| THE TASK |
Find each line with "this" and copy it.
────────────────
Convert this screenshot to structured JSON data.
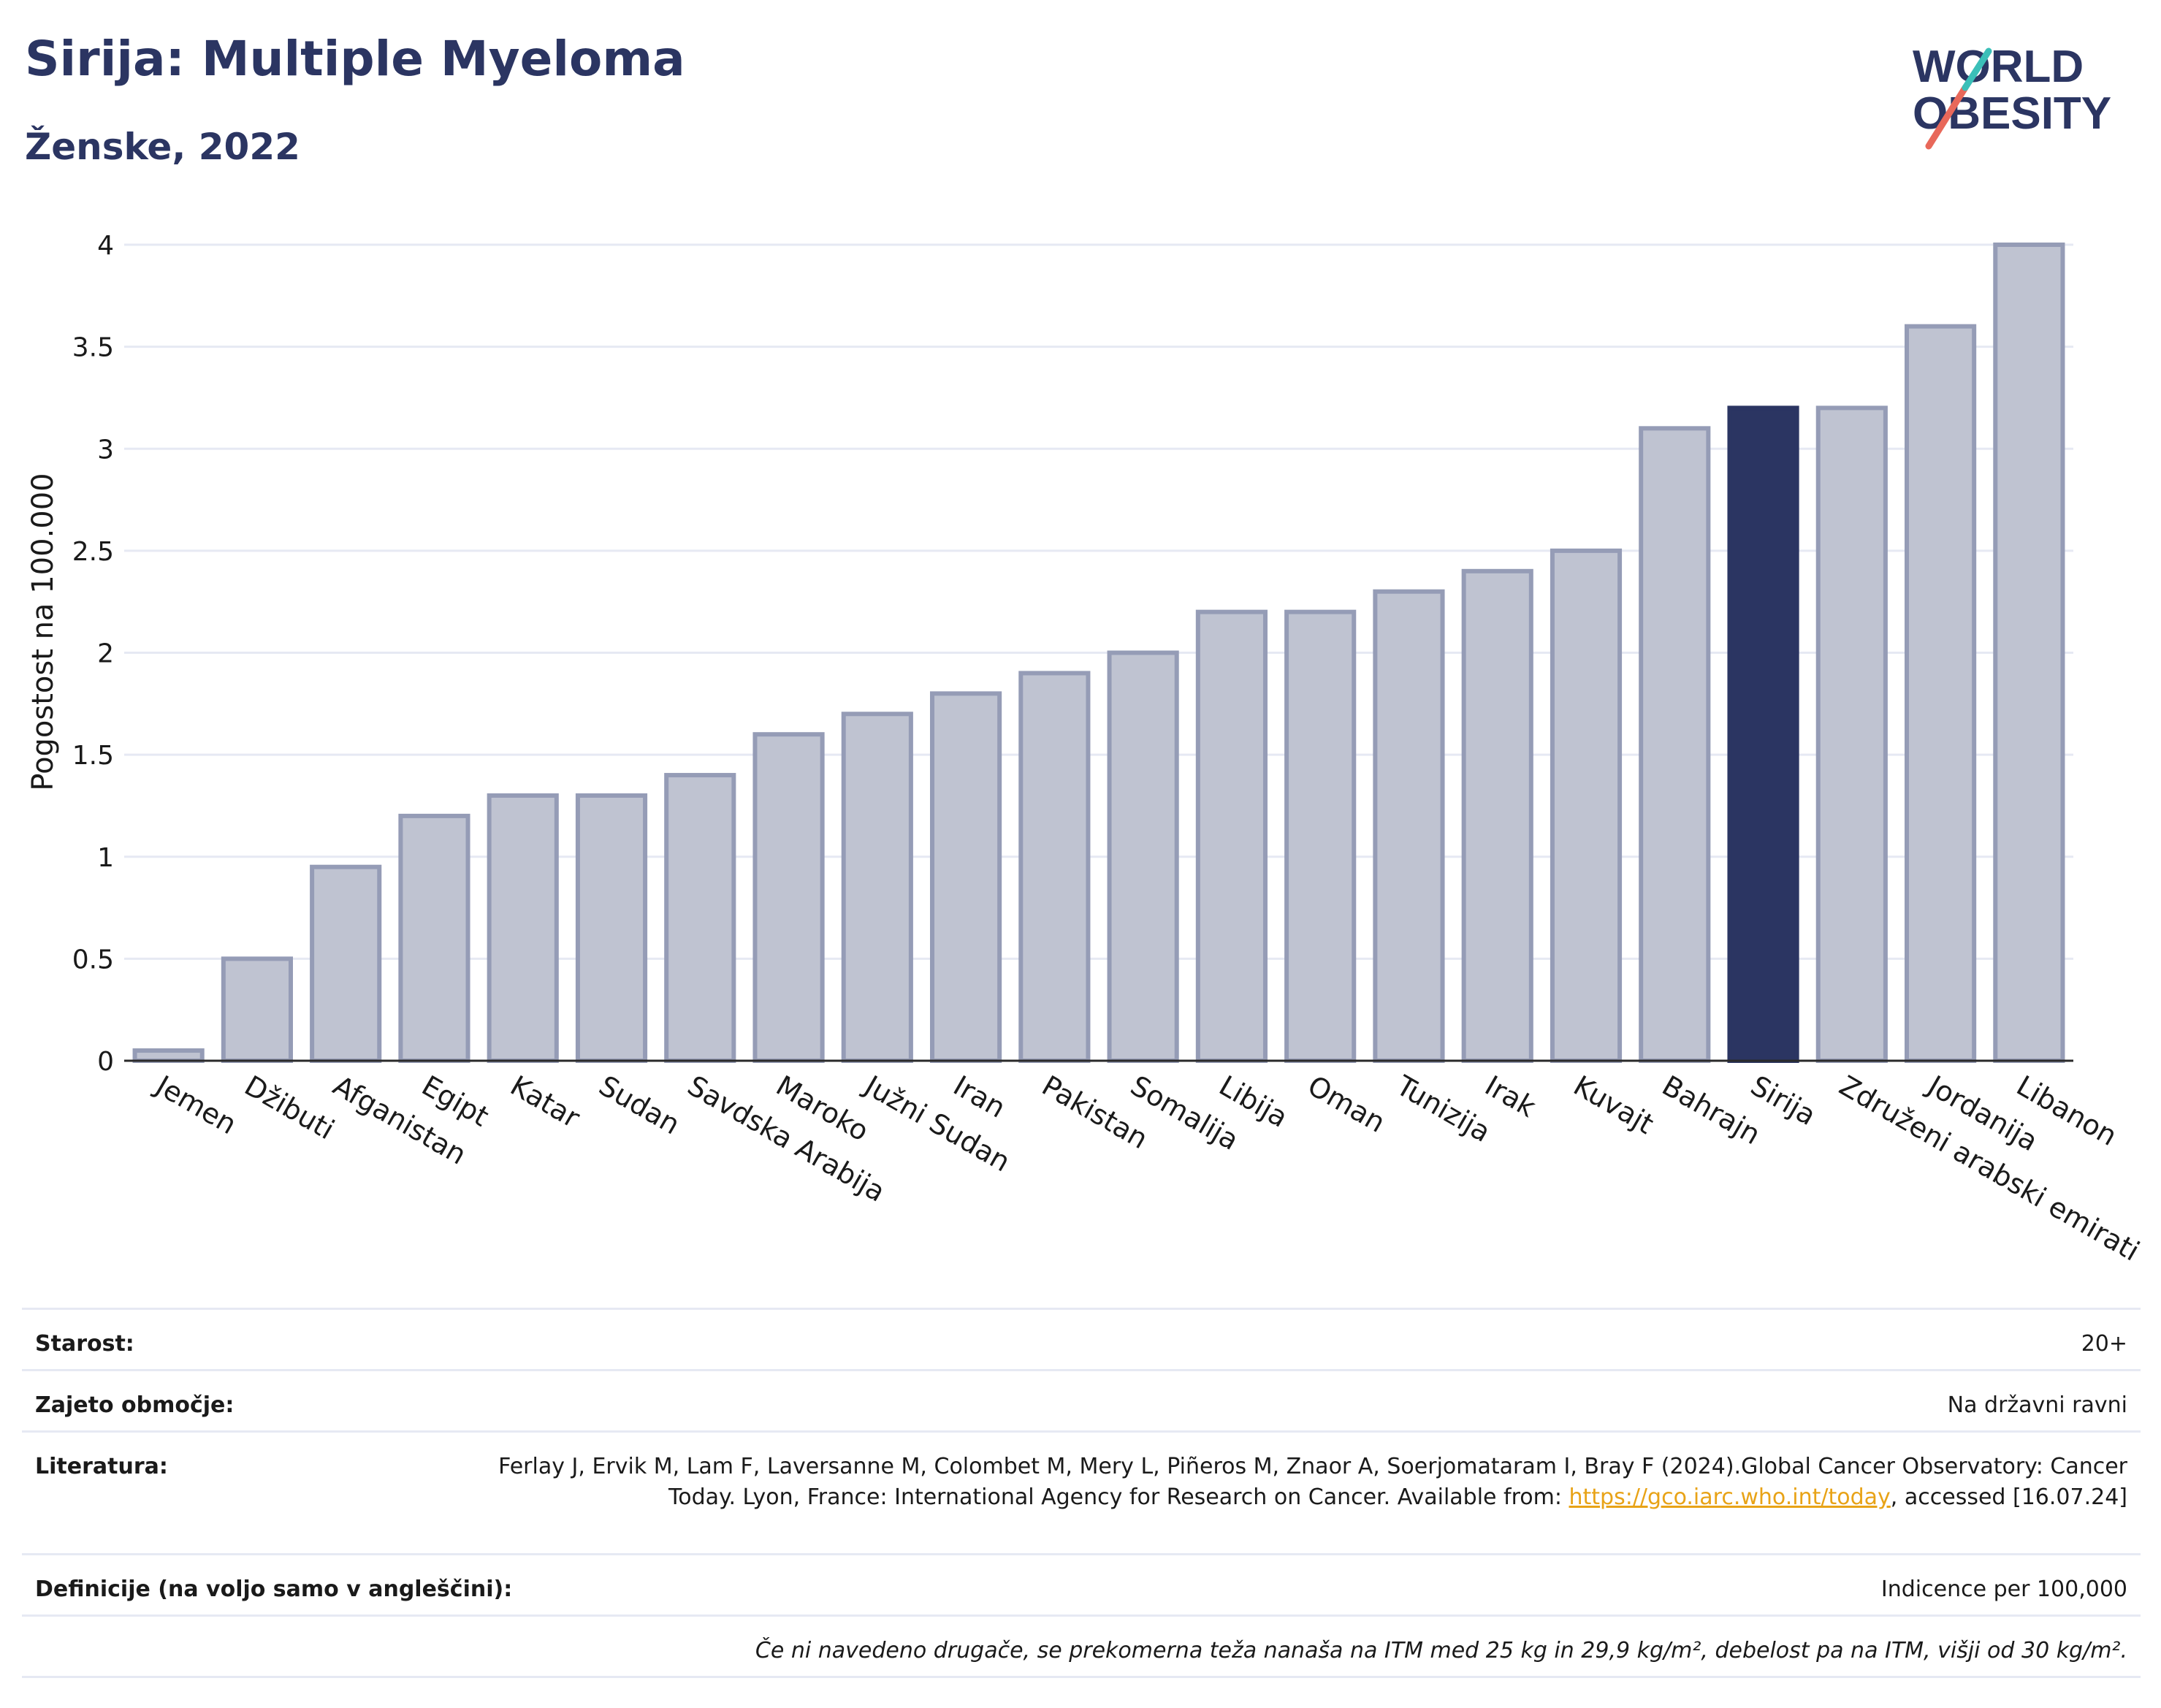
{
  "header": {
    "title": "Sirija: Multiple Myeloma",
    "subtitle": "Ženske, 2022",
    "logo_line1": "WORLD",
    "logo_line2": "OBESITY"
  },
  "chart_data": {
    "type": "bar",
    "ylabel": "Pogostost na 100.000",
    "ylim": [
      0,
      4
    ],
    "yticks": [
      "0",
      "0.5",
      "1",
      "1.5",
      "2",
      "2.5",
      "3",
      "3.5",
      "4"
    ],
    "categories": [
      "Jemen",
      "Džibuti",
      "Afganistan",
      "Egipt",
      "Katar",
      "Sudan",
      "Savdska Arabija",
      "Maroko",
      "Južni Sudan",
      "Iran",
      "Pakistan",
      "Somalija",
      "Libija",
      "Oman",
      "Tunizija",
      "Irak",
      "Kuvajt",
      "Bahrajn",
      "Sirija",
      "Združeni arabski emirati",
      "Jordanija",
      "Libanon"
    ],
    "values": [
      0.05,
      0.5,
      0.95,
      1.2,
      1.3,
      1.3,
      1.4,
      1.6,
      1.7,
      1.8,
      1.9,
      2.0,
      2.2,
      2.2,
      2.3,
      2.4,
      2.5,
      3.1,
      3.2,
      3.2,
      3.6,
      4.0
    ],
    "highlight": "Sirija",
    "colors": {
      "bar": "#bfc3d1",
      "bar_border": "#959cb6",
      "highlight": "#2b3562",
      "grid": "#e6e9f3"
    },
    "grid": true
  },
  "info": {
    "age_label": "Starost:",
    "age_value": "20+",
    "area_label": "Zajeto območje:",
    "area_value": "Na državni ravni",
    "lit_label": "Literatura:",
    "lit_text1": "Ferlay J, Ervik M, Lam F, Laversanne M, Colombet M, Mery L, Piñeros M, Znaor A, Soerjomataram I, Bray F (2024).Global Cancer Observatory: Cancer Today. Lyon, France: International Agency for Research on Cancer. Available from: ",
    "lit_link": "https://gco.iarc.who.int/today",
    "lit_text2": ", accessed [16.07.24]",
    "def_label": "Definicije (na voljo samo v angleščini):",
    "def_value": "Indicence per 100,000",
    "note": "Če ni navedeno drugače, se prekomerna teža nanaša na ITM med 25 kg in 29,9 kg/m², debelost pa na ITM, višji od 30 kg/m²."
  }
}
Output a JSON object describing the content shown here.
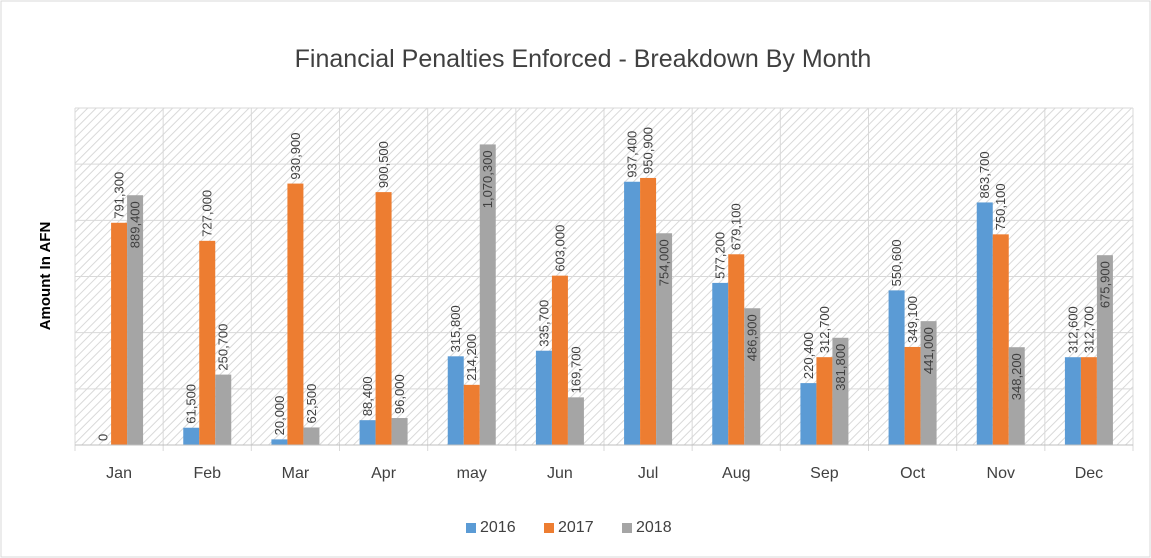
{
  "chart_data": {
    "type": "bar",
    "title": "Financial Penalties Enforced - Breakdown By Month",
    "y_label": "Amount In AFN",
    "categories": [
      "Jan",
      "Feb",
      "Mar",
      "Apr",
      "may",
      "Jun",
      "Jul",
      "Aug",
      "Sep",
      "Oct",
      "Nov",
      "Dec"
    ],
    "series": [
      {
        "name": "2016",
        "color": "#5b9bd5",
        "values": [
          0,
          61500,
          20000,
          88400,
          315800,
          335700,
          937400,
          577200,
          220400,
          550600,
          863700,
          312600
        ],
        "value_labels": [
          "0",
          "61,500",
          "20,000",
          "88,400",
          "315,800",
          "335,700",
          "937,400",
          "577,200",
          "220,400",
          "550,600",
          "863,700",
          "312,600"
        ]
      },
      {
        "name": "2017",
        "color": "#ed7d31",
        "values": [
          791300,
          727000,
          930900,
          900500,
          214200,
          603000,
          950900,
          679100,
          312700,
          349100,
          750100,
          312700
        ],
        "value_labels": [
          "791,300",
          "727,000",
          "930,900",
          "900,500",
          "214,200",
          "603,000",
          "950,900",
          "679,100",
          "312,700",
          "349,100",
          "750,100",
          "312,700"
        ]
      },
      {
        "name": "2018",
        "color": "#a5a5a5",
        "values": [
          889400,
          250700,
          62500,
          96000,
          1070300,
          169700,
          754000,
          486900,
          381800,
          441000,
          348200,
          675900
        ],
        "value_labels": [
          "889,400",
          "250,700",
          "62,500",
          "96,000",
          "1,070,300",
          "169,700",
          "754,000",
          "486,900",
          "381,800",
          "441,000",
          "348,200",
          "675,900"
        ]
      }
    ],
    "ylim": [
      0,
      1200000
    ],
    "yticks": [
      0,
      200000,
      400000,
      600000,
      800000,
      1000000,
      1200000
    ],
    "grid": true,
    "legend": "bottom"
  }
}
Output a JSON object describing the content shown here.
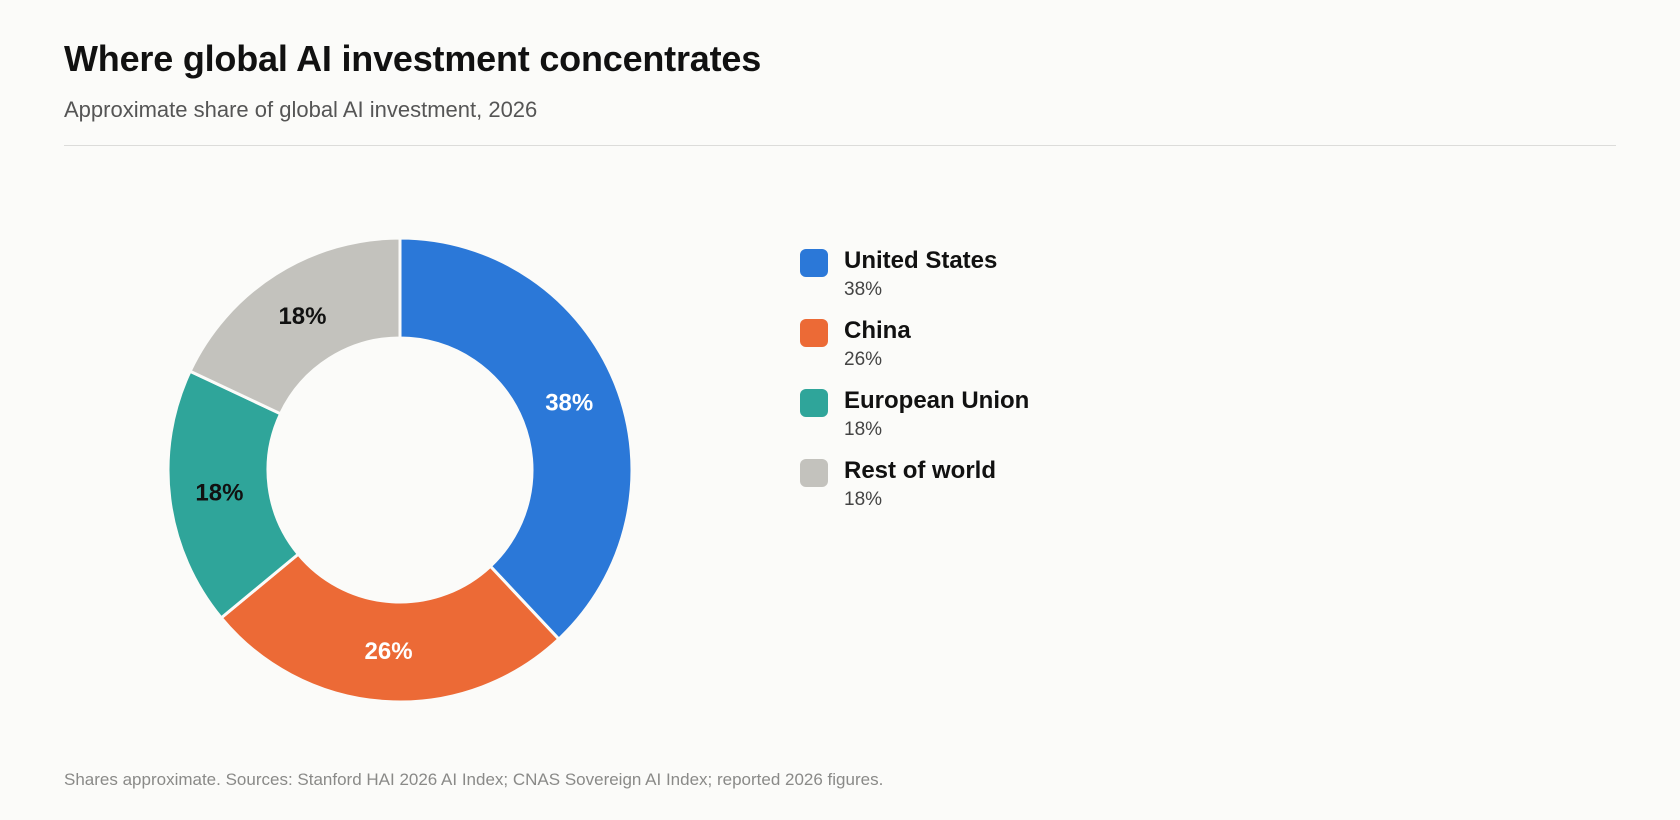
{
  "header": {
    "title": "Where global AI investment concentrates",
    "subtitle": "Approximate share of global AI investment, 2026"
  },
  "chart_data": {
    "type": "pie",
    "variant": "donut",
    "title": "Where global AI investment concentrates",
    "subtitle": "Approximate share of global AI investment, 2026",
    "legend_position": "right",
    "slices": [
      {
        "name": "United States",
        "value": 38,
        "label": "38%",
        "color": "#2b78d8",
        "label_color": "#ffffff"
      },
      {
        "name": "China",
        "value": 26,
        "label": "26%",
        "color": "#ec6a36",
        "label_color": "#ffffff"
      },
      {
        "name": "European Union",
        "value": 18,
        "label": "18%",
        "color": "#2fa59a",
        "label_color": "#111111"
      },
      {
        "name": "Rest of world",
        "value": 18,
        "label": "18%",
        "color": "#c3c2bd",
        "label_color": "#111111"
      }
    ]
  },
  "footer": {
    "note": "Shares approximate. Sources: Stanford HAI 2026 AI Index; CNAS Sovereign AI Index; reported 2026 figures."
  }
}
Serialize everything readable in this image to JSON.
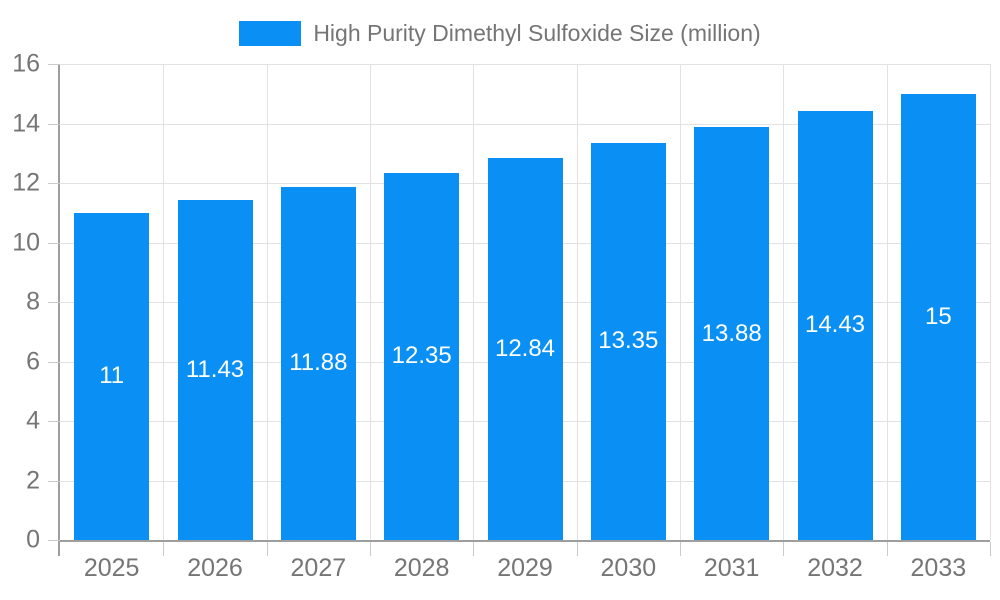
{
  "chart_data": {
    "type": "bar",
    "title": "High Purity Dimethyl Sulfoxide Size (million)",
    "categories": [
      "2025",
      "2026",
      "2027",
      "2028",
      "2029",
      "2030",
      "2031",
      "2032",
      "2033"
    ],
    "values": [
      11,
      11.43,
      11.88,
      12.35,
      12.84,
      13.35,
      13.88,
      14.43,
      15
    ],
    "xlabel": "",
    "ylabel": "",
    "ylim": [
      0,
      16
    ],
    "ytick_step": 2,
    "grid": true,
    "legend_position": "top-center",
    "bar_value_labels_inside": true,
    "colors": {
      "bar": "#0A90F5",
      "bar_label": "#FFFFFF",
      "axis": "#9E9E9E",
      "gridline": "#E2E2E2",
      "tick": "#CACACA",
      "label_text": "#757575",
      "background": "#FFFFFF"
    }
  }
}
────────────────
| IN RESPONSE |
Convert this screenshot to structured JSON data.
Serialize everything readable in this image to JSON.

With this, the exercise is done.